## begin
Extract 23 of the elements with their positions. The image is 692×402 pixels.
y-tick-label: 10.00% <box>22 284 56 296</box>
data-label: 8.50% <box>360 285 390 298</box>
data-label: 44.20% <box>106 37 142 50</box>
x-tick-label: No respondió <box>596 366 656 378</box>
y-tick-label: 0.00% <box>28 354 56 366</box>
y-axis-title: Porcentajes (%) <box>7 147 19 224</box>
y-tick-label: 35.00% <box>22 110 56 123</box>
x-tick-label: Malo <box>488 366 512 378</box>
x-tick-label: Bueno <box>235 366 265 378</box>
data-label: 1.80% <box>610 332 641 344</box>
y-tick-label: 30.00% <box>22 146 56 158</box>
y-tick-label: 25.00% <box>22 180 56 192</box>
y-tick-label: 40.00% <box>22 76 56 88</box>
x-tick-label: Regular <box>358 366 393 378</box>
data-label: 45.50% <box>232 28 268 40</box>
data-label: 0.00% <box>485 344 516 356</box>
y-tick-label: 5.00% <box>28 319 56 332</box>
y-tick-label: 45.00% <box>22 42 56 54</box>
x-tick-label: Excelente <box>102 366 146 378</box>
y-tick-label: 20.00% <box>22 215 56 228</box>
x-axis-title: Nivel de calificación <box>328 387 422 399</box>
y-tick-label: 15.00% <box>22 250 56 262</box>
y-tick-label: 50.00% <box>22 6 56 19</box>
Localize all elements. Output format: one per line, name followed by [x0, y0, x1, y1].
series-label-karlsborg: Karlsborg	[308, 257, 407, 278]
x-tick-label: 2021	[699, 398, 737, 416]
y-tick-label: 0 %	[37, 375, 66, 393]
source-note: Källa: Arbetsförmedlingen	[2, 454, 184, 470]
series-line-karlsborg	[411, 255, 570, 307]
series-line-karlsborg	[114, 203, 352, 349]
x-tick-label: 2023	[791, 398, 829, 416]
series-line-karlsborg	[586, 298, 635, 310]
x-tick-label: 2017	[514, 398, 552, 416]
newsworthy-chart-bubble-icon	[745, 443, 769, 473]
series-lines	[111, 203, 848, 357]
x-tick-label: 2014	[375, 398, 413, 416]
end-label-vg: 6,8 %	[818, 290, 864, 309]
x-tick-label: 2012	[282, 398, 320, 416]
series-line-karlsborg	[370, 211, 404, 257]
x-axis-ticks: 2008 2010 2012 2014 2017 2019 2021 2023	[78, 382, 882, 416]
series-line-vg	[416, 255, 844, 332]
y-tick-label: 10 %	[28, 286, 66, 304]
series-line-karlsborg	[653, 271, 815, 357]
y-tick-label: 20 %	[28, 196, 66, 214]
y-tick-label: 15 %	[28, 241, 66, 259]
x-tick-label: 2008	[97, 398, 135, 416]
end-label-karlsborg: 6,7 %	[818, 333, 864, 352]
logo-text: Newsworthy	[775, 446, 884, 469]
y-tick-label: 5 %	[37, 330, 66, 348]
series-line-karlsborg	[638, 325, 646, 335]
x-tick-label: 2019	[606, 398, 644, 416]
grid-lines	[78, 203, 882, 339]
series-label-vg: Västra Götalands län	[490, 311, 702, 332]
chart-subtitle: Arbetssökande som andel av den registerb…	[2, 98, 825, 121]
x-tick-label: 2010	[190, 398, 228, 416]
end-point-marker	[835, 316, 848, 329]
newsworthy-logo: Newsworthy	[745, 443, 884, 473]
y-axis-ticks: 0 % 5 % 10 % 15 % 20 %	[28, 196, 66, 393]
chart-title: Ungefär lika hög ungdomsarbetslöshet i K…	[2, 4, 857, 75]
## end
What to work on
Will you lay out the data above as a numbered list, from its first line through the line containing "398, 829, 416]", leaving out any blank lines and stopping at that line?

Solved exercise
1. Extract 23 of the elements with their positions. The image is 692×402 pixels.
2. y-tick-label: 10.00% <box>22 284 56 296</box>
3. data-label: 8.50% <box>360 285 390 298</box>
4. data-label: 44.20% <box>106 37 142 50</box>
5. x-tick-label: No respondió <box>596 366 656 378</box>
6. y-tick-label: 0.00% <box>28 354 56 366</box>
7. y-axis-title: Porcentajes (%) <box>7 147 19 224</box>
8. y-tick-label: 35.00% <box>22 110 56 123</box>
9. x-tick-label: Malo <box>488 366 512 378</box>
10. x-tick-label: Bueno <box>235 366 265 378</box>
11. data-label: 1.80% <box>610 332 641 344</box>
12. y-tick-label: 30.00% <box>22 146 56 158</box>
13. y-tick-label: 25.00% <box>22 180 56 192</box>
14. y-tick-label: 40.00% <box>22 76 56 88</box>
15. x-tick-label: Regular <box>358 366 393 378</box>
16. data-label: 45.50% <box>232 28 268 40</box>
17. data-label: 0.00% <box>485 344 516 356</box>
18. y-tick-label: 5.00% <box>28 319 56 332</box>
19. y-tick-label: 45.00% <box>22 42 56 54</box>
20. x-tick-label: Excelente <box>102 366 146 378</box>
21. y-tick-label: 20.00% <box>22 215 56 228</box>
22. x-axis-title: Nivel de calificación <box>328 387 422 399</box>
23. y-tick-label: 15.00% <box>22 250 56 262</box>
24. y-tick-label: 50.00% <box>22 6 56 19</box>
25. Localize all elements. Output format: one per line, name followed by [x0, y0, x1, y1].
26. series-label-karlsborg: Karlsborg	[308, 257, 407, 278]
27. x-tick-label: 2021	[699, 398, 737, 416]
28. y-tick-label: 0 %	[37, 375, 66, 393]
29. source-note: Källa: Arbetsförmedlingen	[2, 454, 184, 470]
30. series-line-karlsborg	[411, 255, 570, 307]
31. series-line-karlsborg	[114, 203, 352, 349]
32. x-tick-label: 2023	[791, 398, 829, 416]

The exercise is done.